Stored items:
[Start]

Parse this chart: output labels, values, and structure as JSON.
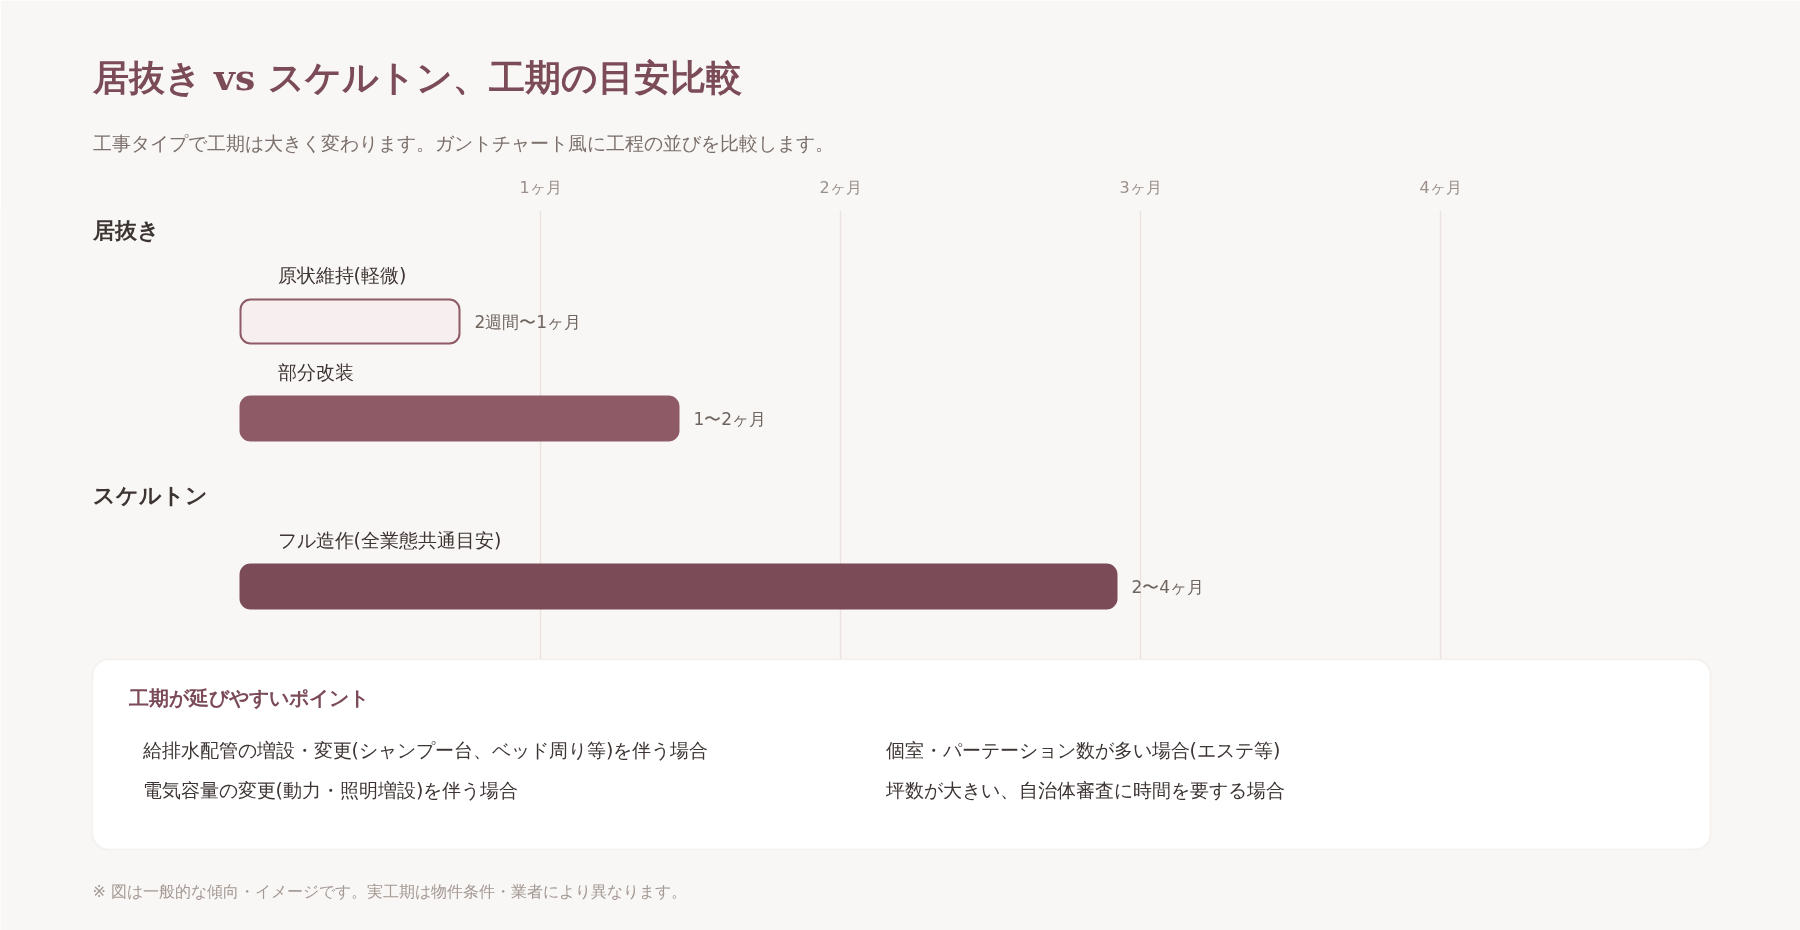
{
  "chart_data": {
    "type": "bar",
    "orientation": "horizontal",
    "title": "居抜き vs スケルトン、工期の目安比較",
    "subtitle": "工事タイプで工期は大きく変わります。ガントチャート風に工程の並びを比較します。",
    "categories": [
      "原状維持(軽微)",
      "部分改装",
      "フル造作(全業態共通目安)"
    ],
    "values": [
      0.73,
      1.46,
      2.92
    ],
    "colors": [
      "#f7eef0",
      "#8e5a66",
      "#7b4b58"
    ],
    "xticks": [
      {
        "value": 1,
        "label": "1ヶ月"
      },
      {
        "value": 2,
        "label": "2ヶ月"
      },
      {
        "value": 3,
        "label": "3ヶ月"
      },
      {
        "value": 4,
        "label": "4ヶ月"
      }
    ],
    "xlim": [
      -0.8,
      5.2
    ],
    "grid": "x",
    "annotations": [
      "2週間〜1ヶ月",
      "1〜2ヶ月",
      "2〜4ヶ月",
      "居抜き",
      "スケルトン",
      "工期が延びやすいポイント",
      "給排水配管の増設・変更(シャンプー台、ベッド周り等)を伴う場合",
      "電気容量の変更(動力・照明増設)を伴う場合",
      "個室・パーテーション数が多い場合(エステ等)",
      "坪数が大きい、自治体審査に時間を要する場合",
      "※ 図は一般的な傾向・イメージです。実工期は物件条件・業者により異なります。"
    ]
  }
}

[End]

» **To do**
Look through the listing above. Pick out each line with "を伴う場合" and copy it.

» **Answer for this exercise**
      "給排水配管の増設・変更(シャンプー台、ベッド周り等)を伴う場合",
      "電気容量の変更(動力・照明増設)を伴う場合",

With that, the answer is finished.